### Request
Omit the pictures, then write out every entry exactly as it reads.

— BEGIN Data rows —

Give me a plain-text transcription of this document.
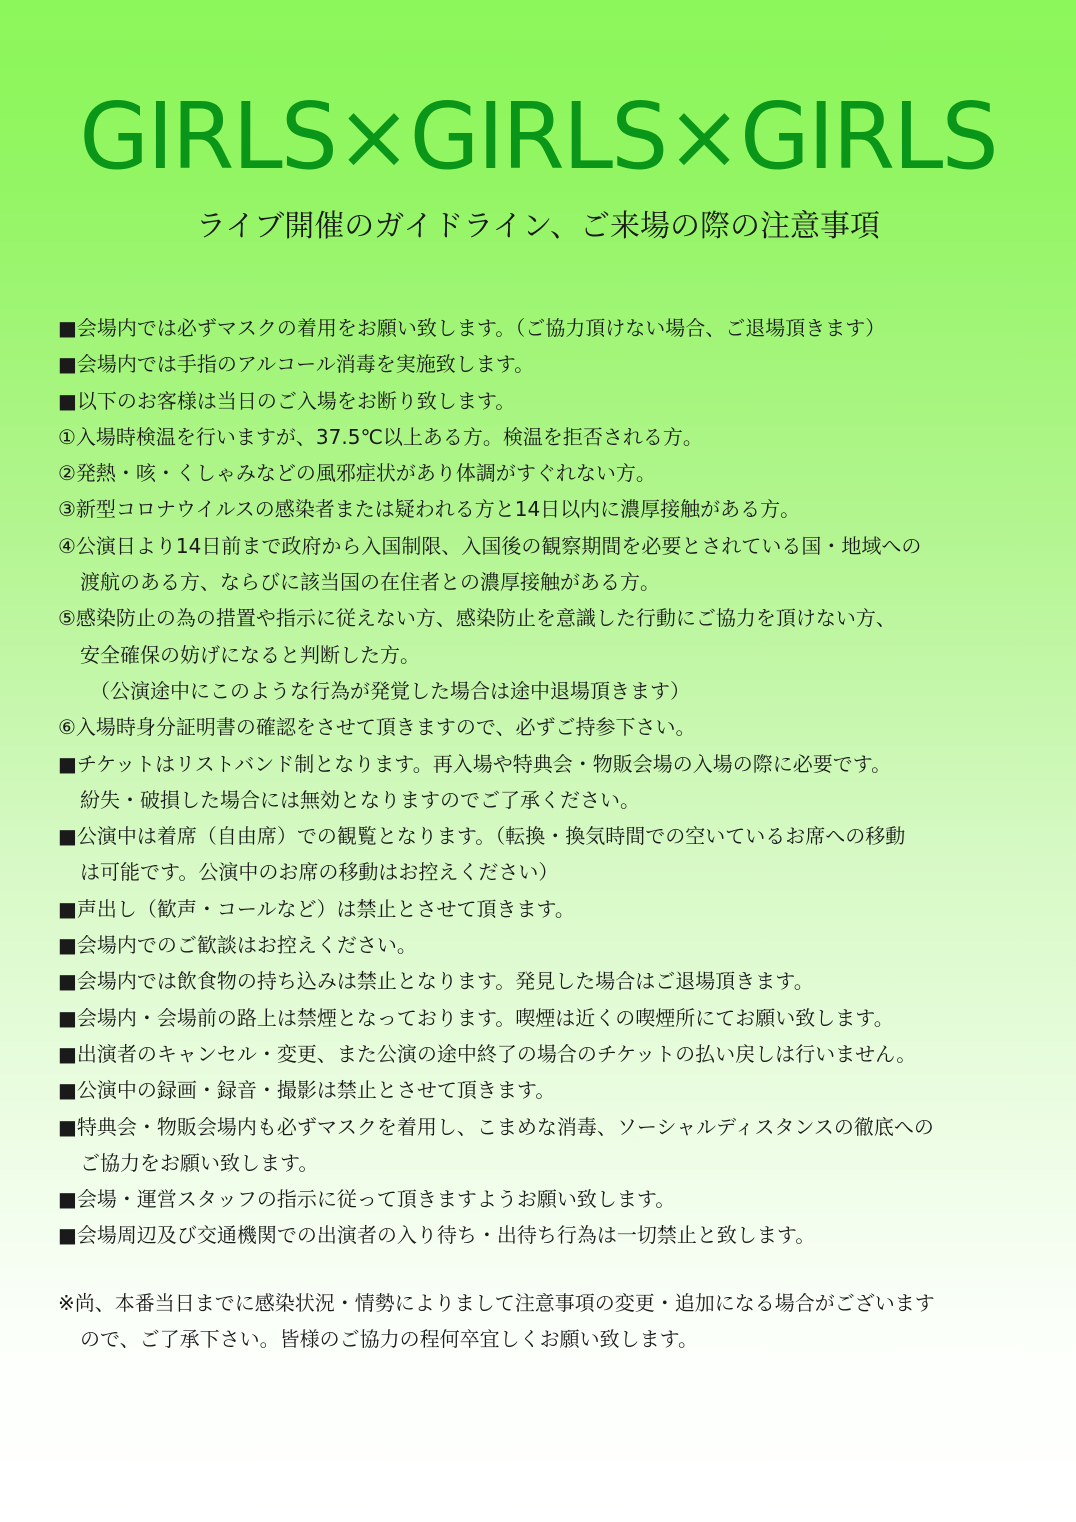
GIRLS×GIRLS×GIRLS
ライブ開催のガイドライン、ご来場の際の注意事項
■会場内では必ずマスクの着用をお願い致します。（ご協力頂けない場合、ご退場頂きます）
■会場内では手指のアルコール消毒を実施致します。
■以下のお客様は当日のご入場をお断り致します。
①入場時検温を行いますが、37.5℃以上ある方。検温を拒否される方。
②発熱・咳・くしゃみなどの風邪症状があり体調がすぐれない方。
③新型コロナウイルスの感染者または疑われる方と14日以内に濃厚接触がある方。
④公演日より14日前まで政府から入国制限、入国後の観察期間を必要とされている国・地域への
渡航のある方、ならびに該当国の在住者との濃厚接触がある方。
⑤感染防止の為の措置や指示に従えない方、感染防止を意識した行動にご協力を頂けない方、
安全確保の妨げになると判断した方。
（公演途中にこのような行為が発覚した場合は途中退場頂きます）
⑥入場時身分証明書の確認をさせて頂きますので、必ずご持参下さい。
■チケットはリストバンド制となります。再入場や特典会・物販会場の入場の際に必要です。
紛失・破損した場合には無効となりますのでご了承ください。
■公演中は着席（自由席）での観覧となります。（転換・換気時間での空いているお席への移動
は可能です。公演中のお席の移動はお控えください）
■声出し（歓声・コールなど）は禁止とさせて頂きます。
■会場内でのご歓談はお控えください。
■会場内では飲食物の持ち込みは禁止となります。発見した場合はご退場頂きます。
■会場内・会場前の路上は禁煙となっております。喫煙は近くの喫煙所にてお願い致します。
■出演者のキャンセル・変更、また公演の途中終了の場合のチケットの払い戻しは行いません。
■公演中の録画・録音・撮影は禁止とさせて頂きます。
■特典会・物販会場内も必ずマスクを着用し、こまめな消毒、ソーシャルディスタンスの徹底への
ご協力をお願い致します。
■会場・運営スタッフの指示に従って頂きますようお願い致します。
■会場周辺及び交通機関での出演者の入り待ち・出待ち行為は一切禁止と致します。
※尚、本番当日までに感染状況・情勢によりまして注意事項の変更・追加になる場合がございます
ので、ご了承下さい。皆様のご協力の程何卒宜しくお願い致します。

— END Data rows —

### Final result
Give me a plain-text transcription of this document.
GIRLS×GIRLS×GIRLS
ライブ開催のガイドライン、ご来場の際の注意事項
■会場内では必ずマスクの着用をお願い致します。（ご協力頂けない場合、ご退場頂きます）
■会場内では手指のアルコール消毒を実施致します。
■以下のお客様は当日のご入場をお断り致します。
①入場時検温を行いますが、37.5℃以上ある方。検温を拒否される方。
②発熱・咳・くしゃみなどの風邪症状があり体調がすぐれない方。
③新型コロナウイルスの感染者または疑われる方と14日以内に濃厚接触がある方。
④公演日より14日前まで政府から入国制限、入国後の観察期間を必要とされている国・地域への
渡航のある方、ならびに該当国の在住者との濃厚接触がある方。
⑤感染防止の為の措置や指示に従えない方、感染防止を意識した行動にご協力を頂けない方、
安全確保の妨げになると判断した方。
（公演途中にこのような行為が発覚した場合は途中退場頂きます）
⑥入場時身分証明書の確認をさせて頂きますので、必ずご持参下さい。
■チケットはリストバンド制となります。再入場や特典会・物販会場の入場の際に必要です。
紛失・破損した場合には無効となりますのでご了承ください。
■公演中は着席（自由席）での観覧となります。（転換・換気時間での空いているお席への移動
は可能です。公演中のお席の移動はお控えください）
■声出し（歓声・コールなど）は禁止とさせて頂きます。
■会場内でのご歓談はお控えください。
■会場内では飲食物の持ち込みは禁止となります。発見した場合はご退場頂きます。
■会場内・会場前の路上は禁煙となっております。喫煙は近くの喫煙所にてお願い致します。
■出演者のキャンセル・変更、また公演の途中終了の場合のチケットの払い戻しは行いません。
■公演中の録画・録音・撮影は禁止とさせて頂きます。
■特典会・物販会場内も必ずマスクを着用し、こまめな消毒、ソーシャルディスタンスの徹底への
ご協力をお願い致します。
■会場・運営スタッフの指示に従って頂きますようお願い致します。
■会場周辺及び交通機関での出演者の入り待ち・出待ち行為は一切禁止と致します。
※尚、本番当日までに感染状況・情勢によりまして注意事項の変更・追加になる場合がございます
ので、ご了承下さい。皆様のご協力の程何卒宜しくお願い致します。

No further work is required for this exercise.